## START
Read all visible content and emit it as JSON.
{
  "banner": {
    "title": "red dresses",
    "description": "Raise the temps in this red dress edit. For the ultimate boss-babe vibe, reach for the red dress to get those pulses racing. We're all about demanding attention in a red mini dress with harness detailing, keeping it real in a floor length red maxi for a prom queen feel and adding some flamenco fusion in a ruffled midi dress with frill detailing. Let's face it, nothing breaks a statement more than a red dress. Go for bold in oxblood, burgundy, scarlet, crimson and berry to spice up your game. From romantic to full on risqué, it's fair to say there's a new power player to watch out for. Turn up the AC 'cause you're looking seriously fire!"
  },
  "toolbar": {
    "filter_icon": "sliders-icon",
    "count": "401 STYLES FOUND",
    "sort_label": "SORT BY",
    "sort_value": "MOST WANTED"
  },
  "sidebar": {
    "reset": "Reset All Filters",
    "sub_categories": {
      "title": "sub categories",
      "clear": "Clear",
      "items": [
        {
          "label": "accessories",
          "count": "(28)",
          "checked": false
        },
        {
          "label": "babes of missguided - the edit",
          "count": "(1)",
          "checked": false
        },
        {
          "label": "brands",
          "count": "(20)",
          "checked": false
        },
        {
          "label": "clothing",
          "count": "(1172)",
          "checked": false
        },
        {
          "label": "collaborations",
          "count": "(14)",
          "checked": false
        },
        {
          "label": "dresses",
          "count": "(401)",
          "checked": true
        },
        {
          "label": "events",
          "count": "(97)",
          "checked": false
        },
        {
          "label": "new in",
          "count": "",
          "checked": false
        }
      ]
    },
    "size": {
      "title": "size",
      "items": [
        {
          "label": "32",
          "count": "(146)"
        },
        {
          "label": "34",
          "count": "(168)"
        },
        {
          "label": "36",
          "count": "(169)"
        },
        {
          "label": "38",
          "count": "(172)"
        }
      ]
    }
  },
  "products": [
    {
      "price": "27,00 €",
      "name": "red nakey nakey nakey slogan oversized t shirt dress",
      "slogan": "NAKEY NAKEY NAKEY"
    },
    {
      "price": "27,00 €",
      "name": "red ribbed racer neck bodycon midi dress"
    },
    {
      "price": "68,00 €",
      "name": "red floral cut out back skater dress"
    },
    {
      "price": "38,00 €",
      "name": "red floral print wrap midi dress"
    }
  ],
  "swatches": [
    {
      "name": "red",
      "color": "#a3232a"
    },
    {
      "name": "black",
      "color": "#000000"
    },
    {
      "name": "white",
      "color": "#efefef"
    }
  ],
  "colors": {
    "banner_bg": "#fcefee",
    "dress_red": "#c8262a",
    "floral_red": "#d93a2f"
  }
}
## END
Aim of the task: Pick out the lines above containing the word "title", then copy them.

Answer to the exercise:
    "title": "red dresses",
      "title": "sub categories",
      "title": "size",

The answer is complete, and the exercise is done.